BEGIN Exercise material

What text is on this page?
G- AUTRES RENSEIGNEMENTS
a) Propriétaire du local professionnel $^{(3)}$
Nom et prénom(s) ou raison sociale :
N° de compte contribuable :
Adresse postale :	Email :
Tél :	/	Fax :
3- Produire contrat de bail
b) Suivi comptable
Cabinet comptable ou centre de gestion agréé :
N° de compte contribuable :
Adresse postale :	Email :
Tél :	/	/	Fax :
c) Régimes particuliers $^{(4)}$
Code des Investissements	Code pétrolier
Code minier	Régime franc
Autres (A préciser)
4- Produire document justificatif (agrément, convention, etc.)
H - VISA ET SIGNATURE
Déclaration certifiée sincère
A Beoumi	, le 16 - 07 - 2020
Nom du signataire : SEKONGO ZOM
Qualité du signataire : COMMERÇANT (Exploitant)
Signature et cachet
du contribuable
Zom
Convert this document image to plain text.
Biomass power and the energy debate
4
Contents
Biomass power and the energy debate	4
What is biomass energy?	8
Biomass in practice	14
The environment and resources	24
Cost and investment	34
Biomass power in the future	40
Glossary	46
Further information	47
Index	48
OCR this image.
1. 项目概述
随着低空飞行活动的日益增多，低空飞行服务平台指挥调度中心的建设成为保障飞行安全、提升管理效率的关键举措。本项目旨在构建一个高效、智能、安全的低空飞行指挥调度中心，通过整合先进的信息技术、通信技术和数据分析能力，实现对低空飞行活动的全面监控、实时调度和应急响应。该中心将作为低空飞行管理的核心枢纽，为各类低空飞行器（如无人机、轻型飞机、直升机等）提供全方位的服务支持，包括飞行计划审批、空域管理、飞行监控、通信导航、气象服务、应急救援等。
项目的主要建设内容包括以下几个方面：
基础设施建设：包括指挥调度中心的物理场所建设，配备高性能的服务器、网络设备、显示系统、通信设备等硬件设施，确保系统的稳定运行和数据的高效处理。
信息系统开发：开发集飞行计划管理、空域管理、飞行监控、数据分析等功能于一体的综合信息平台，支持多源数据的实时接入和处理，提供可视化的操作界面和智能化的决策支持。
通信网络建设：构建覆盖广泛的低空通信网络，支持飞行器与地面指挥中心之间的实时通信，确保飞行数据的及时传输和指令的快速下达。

END Exercise material

## Work to be completed
Print all of the entries again, exactly as written.

## Answer to this problem
What text is on this page?
G- AUTRES RENSEIGNEMENTS
a) Propriétaire du local professionnel $^{(3)}$
Nom et prénom(s) ou raison sociale :
N° de compte contribuable :
Adresse postale :	Email :
Tél :	/	Fax :
3- Produire contrat de bail
b) Suivi comptable
Cabinet comptable ou centre de gestion agréé :
N° de compte contribuable :
Adresse postale :	Email :
Tél :	/	/	Fax :
c) Régimes particuliers $^{(4)}$
Code des Investissements	Code pétrolier
Code minier	Régime franc
Autres (A préciser)
4- Produire document justificatif (agrément, convention, etc.)
H - VISA ET SIGNATURE
Déclaration certifiée sincère
A Beoumi	, le 16 - 07 - 2020
Nom du signataire : SEKONGO ZOM
Qualité du signataire : COMMERÇANT (Exploitant)
Signature et cachet
du contribuable
Zom
Convert this document image to plain text.
Biomass power and the energy debate
4
Contents
Biomass power and the energy debate	4
What is biomass energy?	8
Biomass in practice	14
The environment and resources	24
Cost and investment	34
Biomass power in the future	40
Glossary	46
Further information	47
Index	48
OCR this image.
1. 项目概述
随着低空飞行活动的日益增多，低空飞行服务平台指挥调度中心的建设成为保障飞行安全、提升管理效率的关键举措。本项目旨在构建一个高效、智能、安全的低空飞行指挥调度中心，通过整合先进的信息技术、通信技术和数据分析能力，实现对低空飞行活动的全面监控、实时调度和应急响应。该中心将作为低空飞行管理的核心枢纽，为各类低空飞行器（如无人机、轻型飞机、直升机等）提供全方位的服务支持，包括飞行计划审批、空域管理、飞行监控、通信导航、气象服务、应急救援等。
项目的主要建设内容包括以下几个方面：
基础设施建设：包括指挥调度中心的物理场所建设，配备高性能的服务器、网络设备、显示系统、通信设备等硬件设施，确保系统的稳定运行和数据的高效处理。
信息系统开发：开发集飞行计划管理、空域管理、飞行监控、数据分析等功能于一体的综合信息平台，支持多源数据的实时接入和处理，提供可视化的操作界面和智能化的决策支持。
通信网络建设：构建覆盖广泛的低空通信网络，支持飞行器与地面指挥中心之间的实时通信，确保飞行数据的及时传输和指令的快速下达。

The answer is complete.